## [RECORDS PROVIDED]
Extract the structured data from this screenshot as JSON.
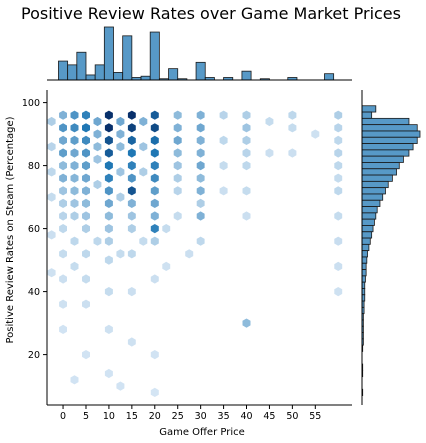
{
  "chart_data": {
    "type": "hexbin_joint",
    "title": "Positive Review Rates over Game Market Prices",
    "xlabel": "Game Offer Price",
    "ylabel": "Positive Review Rates on Steam (Percentage)",
    "xlim": [
      -3.5,
      63
    ],
    "ylim": [
      4,
      104
    ],
    "x_ticks": [
      0,
      5,
      10,
      15,
      20,
      25,
      30,
      35,
      40,
      45,
      50,
      55
    ],
    "y_ticks": [
      20,
      40,
      60,
      80,
      100
    ],
    "colors": {
      "base": "#1f77b4",
      "dark": "#08306b",
      "light": "#deebf7",
      "edge": "#1a1a1a"
    },
    "price_histogram": {
      "bin_width": 2,
      "bins": [
        {
          "x": 0,
          "count": 15
        },
        {
          "x": 2,
          "count": 12
        },
        {
          "x": 4,
          "count": 22
        },
        {
          "x": 6,
          "count": 4
        },
        {
          "x": 8,
          "count": 12
        },
        {
          "x": 10,
          "count": 42
        },
        {
          "x": 12,
          "count": 6
        },
        {
          "x": 14,
          "count": 35
        },
        {
          "x": 16,
          "count": 2
        },
        {
          "x": 18,
          "count": 3
        },
        {
          "x": 20,
          "count": 38
        },
        {
          "x": 22,
          "count": 1
        },
        {
          "x": 24,
          "count": 9
        },
        {
          "x": 26,
          "count": 1
        },
        {
          "x": 30,
          "count": 14
        },
        {
          "x": 32,
          "count": 2
        },
        {
          "x": 36,
          "count": 2
        },
        {
          "x": 40,
          "count": 7
        },
        {
          "x": 44,
          "count": 1
        },
        {
          "x": 50,
          "count": 2
        },
        {
          "x": 58,
          "count": 5
        }
      ]
    },
    "rate_histogram": {
      "bin_width": 2,
      "bins": [
        {
          "y": 98,
          "count": 10
        },
        {
          "y": 96,
          "count": 7
        },
        {
          "y": 94,
          "count": 34
        },
        {
          "y": 92,
          "count": 40
        },
        {
          "y": 90,
          "count": 42
        },
        {
          "y": 88,
          "count": 40
        },
        {
          "y": 86,
          "count": 37
        },
        {
          "y": 84,
          "count": 34
        },
        {
          "y": 82,
          "count": 30
        },
        {
          "y": 80,
          "count": 27
        },
        {
          "y": 78,
          "count": 25
        },
        {
          "y": 76,
          "count": 22
        },
        {
          "y": 74,
          "count": 19
        },
        {
          "y": 72,
          "count": 17
        },
        {
          "y": 70,
          "count": 15
        },
        {
          "y": 68,
          "count": 13
        },
        {
          "y": 66,
          "count": 11
        },
        {
          "y": 64,
          "count": 10
        },
        {
          "y": 62,
          "count": 9
        },
        {
          "y": 60,
          "count": 8
        },
        {
          "y": 58,
          "count": 7
        },
        {
          "y": 56,
          "count": 6
        },
        {
          "y": 54,
          "count": 5
        },
        {
          "y": 52,
          "count": 4
        },
        {
          "y": 50,
          "count": 3.5
        },
        {
          "y": 48,
          "count": 3
        },
        {
          "y": 46,
          "count": 3
        },
        {
          "y": 44,
          "count": 2.5
        },
        {
          "y": 42,
          "count": 2
        },
        {
          "y": 40,
          "count": 2
        },
        {
          "y": 38,
          "count": 2
        },
        {
          "y": 36,
          "count": 1.5
        },
        {
          "y": 34,
          "count": 1.5
        },
        {
          "y": 32,
          "count": 1
        },
        {
          "y": 30,
          "count": 1
        },
        {
          "y": 28,
          "count": 1
        },
        {
          "y": 26,
          "count": 1
        },
        {
          "y": 24,
          "count": 1
        },
        {
          "y": 22,
          "count": 0.5
        },
        {
          "y": 16,
          "count": 0.5
        },
        {
          "y": 14,
          "count": 0.5
        },
        {
          "y": 8,
          "count": 0.5
        }
      ]
    },
    "hexbins": [
      {
        "x": 10,
        "y": 96,
        "v": 1.0
      },
      {
        "x": 10,
        "y": 92,
        "v": 1.0
      },
      {
        "x": 10,
        "y": 88,
        "v": 0.8
      },
      {
        "x": 10,
        "y": 84,
        "v": 0.75
      },
      {
        "x": 10,
        "y": 80,
        "v": 0.6
      },
      {
        "x": 10,
        "y": 76,
        "v": 0.55
      },
      {
        "x": 10,
        "y": 72,
        "v": 0.45
      },
      {
        "x": 10,
        "y": 68,
        "v": 0.35
      },
      {
        "x": 10,
        "y": 64,
        "v": 0.25
      },
      {
        "x": 10,
        "y": 60,
        "v": 0.2
      },
      {
        "x": 10,
        "y": 56,
        "v": 0.15
      },
      {
        "x": 10,
        "y": 50,
        "v": 0.1
      },
      {
        "x": 15,
        "y": 96,
        "v": 1.0
      },
      {
        "x": 15,
        "y": 92,
        "v": 0.9
      },
      {
        "x": 15,
        "y": 88,
        "v": 0.7
      },
      {
        "x": 15,
        "y": 84,
        "v": 0.6
      },
      {
        "x": 15,
        "y": 80,
        "v": 0.55
      },
      {
        "x": 15,
        "y": 76,
        "v": 0.45
      },
      {
        "x": 15,
        "y": 72,
        "v": 0.8
      },
      {
        "x": 15,
        "y": 68,
        "v": 0.3
      },
      {
        "x": 15,
        "y": 64,
        "v": 0.2
      },
      {
        "x": 15,
        "y": 60,
        "v": 0.15
      },
      {
        "x": 15,
        "y": 52,
        "v": 0.1
      },
      {
        "x": 20,
        "y": 96,
        "v": 0.75
      },
      {
        "x": 20,
        "y": 92,
        "v": 0.85
      },
      {
        "x": 20,
        "y": 88,
        "v": 0.65
      },
      {
        "x": 20,
        "y": 84,
        "v": 0.6
      },
      {
        "x": 20,
        "y": 80,
        "v": 0.55
      },
      {
        "x": 20,
        "y": 76,
        "v": 0.5
      },
      {
        "x": 20,
        "y": 72,
        "v": 0.4
      },
      {
        "x": 20,
        "y": 68,
        "v": 0.35
      },
      {
        "x": 20,
        "y": 64,
        "v": 0.3
      },
      {
        "x": 20,
        "y": 60,
        "v": 0.55
      },
      {
        "x": 20,
        "y": 56,
        "v": 0.15
      },
      {
        "x": 5,
        "y": 96,
        "v": 0.55
      },
      {
        "x": 5,
        "y": 92,
        "v": 0.6
      },
      {
        "x": 5,
        "y": 88,
        "v": 0.5
      },
      {
        "x": 5,
        "y": 84,
        "v": 0.45
      },
      {
        "x": 5,
        "y": 80,
        "v": 0.4
      },
      {
        "x": 5,
        "y": 76,
        "v": 0.35
      },
      {
        "x": 5,
        "y": 72,
        "v": 0.3
      },
      {
        "x": 5,
        "y": 68,
        "v": 0.25
      },
      {
        "x": 5,
        "y": 64,
        "v": 0.2
      },
      {
        "x": 5,
        "y": 60,
        "v": 0.15
      },
      {
        "x": 5,
        "y": 52,
        "v": 0.1
      },
      {
        "x": 5,
        "y": 44,
        "v": 0.08
      },
      {
        "x": 7.5,
        "y": 94,
        "v": 0.35
      },
      {
        "x": 7.5,
        "y": 90,
        "v": 0.3
      },
      {
        "x": 7.5,
        "y": 86,
        "v": 0.25
      },
      {
        "x": 7.5,
        "y": 82,
        "v": 0.2
      },
      {
        "x": 7.5,
        "y": 74,
        "v": 0.15
      },
      {
        "x": 2.5,
        "y": 96,
        "v": 0.45
      },
      {
        "x": 2.5,
        "y": 92,
        "v": 0.5
      },
      {
        "x": 2.5,
        "y": 88,
        "v": 0.4
      },
      {
        "x": 2.5,
        "y": 84,
        "v": 0.35
      },
      {
        "x": 2.5,
        "y": 80,
        "v": 0.3
      },
      {
        "x": 2.5,
        "y": 76,
        "v": 0.28
      },
      {
        "x": 2.5,
        "y": 72,
        "v": 0.25
      },
      {
        "x": 2.5,
        "y": 68,
        "v": 0.2
      },
      {
        "x": 2.5,
        "y": 64,
        "v": 0.15
      },
      {
        "x": 2.5,
        "y": 56,
        "v": 0.1
      },
      {
        "x": 2.5,
        "y": 48,
        "v": 0.08
      },
      {
        "x": 0,
        "y": 96,
        "v": 0.3
      },
      {
        "x": 0,
        "y": 92,
        "v": 0.45
      },
      {
        "x": 0,
        "y": 88,
        "v": 0.35
      },
      {
        "x": 0,
        "y": 84,
        "v": 0.4
      },
      {
        "x": 0,
        "y": 80,
        "v": 0.25
      },
      {
        "x": 0,
        "y": 76,
        "v": 0.3
      },
      {
        "x": 0,
        "y": 72,
        "v": 0.2
      },
      {
        "x": 0,
        "y": 68,
        "v": 0.15
      },
      {
        "x": 0,
        "y": 64,
        "v": 0.12
      },
      {
        "x": 0,
        "y": 60,
        "v": 0.1
      },
      {
        "x": 0,
        "y": 52,
        "v": 0.08
      },
      {
        "x": 0,
        "y": 44,
        "v": 0.06
      },
      {
        "x": 0,
        "y": 36,
        "v": 0.05
      },
      {
        "x": 0,
        "y": 28,
        "v": 0.04
      },
      {
        "x": -2.5,
        "y": 94,
        "v": 0.15
      },
      {
        "x": -2.5,
        "y": 86,
        "v": 0.12
      },
      {
        "x": -2.5,
        "y": 78,
        "v": 0.1
      },
      {
        "x": -2.5,
        "y": 70,
        "v": 0.08
      },
      {
        "x": -2.5,
        "y": 58,
        "v": 0.06
      },
      {
        "x": -2.5,
        "y": 46,
        "v": 0.05
      },
      {
        "x": 12.5,
        "y": 94,
        "v": 0.35
      },
      {
        "x": 12.5,
        "y": 90,
        "v": 0.3
      },
      {
        "x": 12.5,
        "y": 86,
        "v": 0.25
      },
      {
        "x": 12.5,
        "y": 78,
        "v": 0.2
      },
      {
        "x": 12.5,
        "y": 70,
        "v": 0.15
      },
      {
        "x": 17.5,
        "y": 94,
        "v": 0.3
      },
      {
        "x": 17.5,
        "y": 86,
        "v": 0.2
      },
      {
        "x": 17.5,
        "y": 78,
        "v": 0.15
      },
      {
        "x": 25,
        "y": 96,
        "v": 0.25
      },
      {
        "x": 25,
        "y": 92,
        "v": 0.3
      },
      {
        "x": 25,
        "y": 88,
        "v": 0.35
      },
      {
        "x": 25,
        "y": 84,
        "v": 0.25
      },
      {
        "x": 25,
        "y": 80,
        "v": 0.2
      },
      {
        "x": 25,
        "y": 76,
        "v": 0.15
      },
      {
        "x": 25,
        "y": 72,
        "v": 0.12
      },
      {
        "x": 25,
        "y": 64,
        "v": 0.08
      },
      {
        "x": 30,
        "y": 96,
        "v": 0.3
      },
      {
        "x": 30,
        "y": 92,
        "v": 0.35
      },
      {
        "x": 30,
        "y": 88,
        "v": 0.3
      },
      {
        "x": 30,
        "y": 84,
        "v": 0.3
      },
      {
        "x": 30,
        "y": 80,
        "v": 0.35
      },
      {
        "x": 30,
        "y": 76,
        "v": 0.25
      },
      {
        "x": 30,
        "y": 72,
        "v": 0.3
      },
      {
        "x": 30,
        "y": 68,
        "v": 0.15
      },
      {
        "x": 30,
        "y": 64,
        "v": 0.3
      },
      {
        "x": 30,
        "y": 56,
        "v": 0.1
      },
      {
        "x": 35,
        "y": 96,
        "v": 0.12
      },
      {
        "x": 35,
        "y": 88,
        "v": 0.1
      },
      {
        "x": 35,
        "y": 80,
        "v": 0.08
      },
      {
        "x": 35,
        "y": 72,
        "v": 0.06
      },
      {
        "x": 40,
        "y": 96,
        "v": 0.15
      },
      {
        "x": 40,
        "y": 92,
        "v": 0.2
      },
      {
        "x": 40,
        "y": 88,
        "v": 0.15
      },
      {
        "x": 40,
        "y": 84,
        "v": 0.12
      },
      {
        "x": 40,
        "y": 80,
        "v": 0.1
      },
      {
        "x": 40,
        "y": 72,
        "v": 0.08
      },
      {
        "x": 40,
        "y": 64,
        "v": 0.06
      },
      {
        "x": 40,
        "y": 30,
        "v": 0.25
      },
      {
        "x": 45,
        "y": 94,
        "v": 0.08
      },
      {
        "x": 45,
        "y": 84,
        "v": 0.06
      },
      {
        "x": 50,
        "y": 96,
        "v": 0.1
      },
      {
        "x": 50,
        "y": 92,
        "v": 0.08
      },
      {
        "x": 50,
        "y": 84,
        "v": 0.06
      },
      {
        "x": 55,
        "y": 90,
        "v": 0.05
      },
      {
        "x": 60,
        "y": 96,
        "v": 0.15
      },
      {
        "x": 60,
        "y": 92,
        "v": 0.12
      },
      {
        "x": 60,
        "y": 88,
        "v": 0.1
      },
      {
        "x": 60,
        "y": 84,
        "v": 0.12
      },
      {
        "x": 60,
        "y": 80,
        "v": 0.1
      },
      {
        "x": 60,
        "y": 76,
        "v": 0.08
      },
      {
        "x": 60,
        "y": 72,
        "v": 0.1
      },
      {
        "x": 60,
        "y": 64,
        "v": 0.08
      },
      {
        "x": 60,
        "y": 56,
        "v": 0.07
      },
      {
        "x": 60,
        "y": 48,
        "v": 0.06
      },
      {
        "x": 60,
        "y": 40,
        "v": 0.05
      },
      {
        "x": 10,
        "y": 40,
        "v": 0.08
      },
      {
        "x": 15,
        "y": 40,
        "v": 0.06
      },
      {
        "x": 20,
        "y": 44,
        "v": 0.06
      },
      {
        "x": 5,
        "y": 36,
        "v": 0.06
      },
      {
        "x": 10,
        "y": 28,
        "v": 0.05
      },
      {
        "x": 15,
        "y": 24,
        "v": 0.05
      },
      {
        "x": 20,
        "y": 20,
        "v": 0.04
      },
      {
        "x": 10,
        "y": 14,
        "v": 0.04
      },
      {
        "x": 5,
        "y": 20,
        "v": 0.04
      },
      {
        "x": 2.5,
        "y": 12,
        "v": 0.04
      },
      {
        "x": 12.5,
        "y": 10,
        "v": 0.04
      },
      {
        "x": 20,
        "y": 8,
        "v": 0.03
      },
      {
        "x": 7.5,
        "y": 56,
        "v": 0.1
      },
      {
        "x": 12.5,
        "y": 52,
        "v": 0.08
      },
      {
        "x": 17.5,
        "y": 56,
        "v": 0.08
      },
      {
        "x": 22.5,
        "y": 60,
        "v": 0.08
      },
      {
        "x": 27.5,
        "y": 52,
        "v": 0.06
      },
      {
        "x": 22.5,
        "y": 48,
        "v": 0.05
      }
    ]
  }
}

## [EXERCISE AIM]
Pull every line holding "Game" out of the records.

## [SOLUTION TO THE PROBLEM]
    "title": "Positive Review Rates over Game Market Prices",
    "xlabel": "Game Offer Price",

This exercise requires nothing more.